▸ **Exercise directions**: Exact repetition of every entry is required.

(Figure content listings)
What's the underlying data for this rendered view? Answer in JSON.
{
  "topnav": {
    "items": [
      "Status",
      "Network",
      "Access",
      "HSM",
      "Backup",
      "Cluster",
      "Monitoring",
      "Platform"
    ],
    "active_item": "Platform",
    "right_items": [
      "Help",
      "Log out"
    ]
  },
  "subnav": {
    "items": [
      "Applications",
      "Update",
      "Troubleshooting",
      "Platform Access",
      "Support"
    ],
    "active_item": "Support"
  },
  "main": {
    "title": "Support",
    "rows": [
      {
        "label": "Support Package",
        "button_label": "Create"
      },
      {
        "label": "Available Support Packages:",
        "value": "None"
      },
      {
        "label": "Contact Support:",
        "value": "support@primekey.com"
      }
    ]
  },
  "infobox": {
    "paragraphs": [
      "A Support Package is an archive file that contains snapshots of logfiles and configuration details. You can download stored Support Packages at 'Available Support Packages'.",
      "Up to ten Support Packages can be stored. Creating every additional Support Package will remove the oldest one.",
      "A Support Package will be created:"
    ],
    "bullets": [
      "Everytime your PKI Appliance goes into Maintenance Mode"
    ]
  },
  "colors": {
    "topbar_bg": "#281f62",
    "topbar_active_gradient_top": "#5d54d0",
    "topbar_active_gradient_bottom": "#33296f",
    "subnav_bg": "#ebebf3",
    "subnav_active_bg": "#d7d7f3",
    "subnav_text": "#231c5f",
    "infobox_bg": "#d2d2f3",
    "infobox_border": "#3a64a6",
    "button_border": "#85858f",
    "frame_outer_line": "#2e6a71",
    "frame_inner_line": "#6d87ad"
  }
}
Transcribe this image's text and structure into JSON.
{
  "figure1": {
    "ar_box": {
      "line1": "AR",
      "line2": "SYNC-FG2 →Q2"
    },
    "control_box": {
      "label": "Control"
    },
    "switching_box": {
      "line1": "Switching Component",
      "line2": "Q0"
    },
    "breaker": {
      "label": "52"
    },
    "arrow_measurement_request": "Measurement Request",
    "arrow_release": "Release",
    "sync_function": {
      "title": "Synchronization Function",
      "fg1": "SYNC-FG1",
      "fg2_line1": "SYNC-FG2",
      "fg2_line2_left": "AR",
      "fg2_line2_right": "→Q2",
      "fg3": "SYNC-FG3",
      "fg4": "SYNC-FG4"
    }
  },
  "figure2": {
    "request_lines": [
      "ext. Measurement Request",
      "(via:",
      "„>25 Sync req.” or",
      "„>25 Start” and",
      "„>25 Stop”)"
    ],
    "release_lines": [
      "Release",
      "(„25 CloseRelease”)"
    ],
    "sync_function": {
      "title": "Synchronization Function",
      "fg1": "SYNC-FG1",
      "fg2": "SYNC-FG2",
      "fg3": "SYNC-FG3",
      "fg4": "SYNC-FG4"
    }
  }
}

▸ **Response below**:
What's the underlying data for this rendered view? Answer in JSON.
{
  "topnav": {
    "items": [
      "Status",
      "Network",
      "Access",
      "HSM",
      "Backup",
      "Cluster",
      "Monitoring",
      "Platform"
    ],
    "active_item": "Platform",
    "right_items": [
      "Help",
      "Log out"
    ]
  },
  "subnav": {
    "items": [
      "Applications",
      "Update",
      "Troubleshooting",
      "Platform Access",
      "Support"
    ],
    "active_item": "Support"
  },
  "main": {
    "title": "Support",
    "rows": [
      {
        "label": "Support Package",
        "button_label": "Create"
      },
      {
        "label": "Available Support Packages:",
        "value": "None"
      },
      {
        "label": "Contact Support:",
        "value": "support@primekey.com"
      }
    ]
  },
  "infobox": {
    "paragraphs": [
      "A Support Package is an archive file that contains snapshots of logfiles and configuration details. You can download stored Support Packages at 'Available Support Packages'.",
      "Up to ten Support Packages can be stored. Creating every additional Support Package will remove the oldest one.",
      "A Support Package will be created:"
    ],
    "bullets": [
      "Everytime your PKI Appliance goes into Maintenance Mode"
    ]
  },
  "colors": {
    "topbar_bg": "#281f62",
    "topbar_active_gradient_top": "#5d54d0",
    "topbar_active_gradient_bottom": "#33296f",
    "subnav_bg": "#ebebf3",
    "subnav_active_bg": "#d7d7f3",
    "subnav_text": "#231c5f",
    "infobox_bg": "#d2d2f3",
    "infobox_border": "#3a64a6",
    "button_border": "#85858f",
    "frame_outer_line": "#2e6a71",
    "frame_inner_line": "#6d87ad"
  }
}
Transcribe this image's text and structure into JSON.
{
  "figure1": {
    "ar_box": {
      "line1": "AR",
      "line2": "SYNC-FG2 →Q2"
    },
    "control_box": {
      "label": "Control"
    },
    "switching_box": {
      "line1": "Switching Component",
      "line2": "Q0"
    },
    "breaker": {
      "label": "52"
    },
    "arrow_measurement_request": "Measurement Request",
    "arrow_release": "Release",
    "sync_function": {
      "title": "Synchronization Function",
      "fg1": "SYNC-FG1",
      "fg2_line1": "SYNC-FG2",
      "fg2_line2_left": "AR",
      "fg2_line2_right": "→Q2",
      "fg3": "SYNC-FG3",
      "fg4": "SYNC-FG4"
    }
  },
  "figure2": {
    "request_lines": [
      "ext. Measurement Request",
      "(via:",
      "„>25 Sync req.” or",
      "„>25 Start” and",
      "„>25 Stop”)"
    ],
    "release_lines": [
      "Release",
      "(„25 CloseRelease”)"
    ],
    "sync_function": {
      "title": "Synchronization Function",
      "fg1": "SYNC-FG1",
      "fg2": "SYNC-FG2",
      "fg3": "SYNC-FG3",
      "fg4": "SYNC-FG4"
    }
  }
}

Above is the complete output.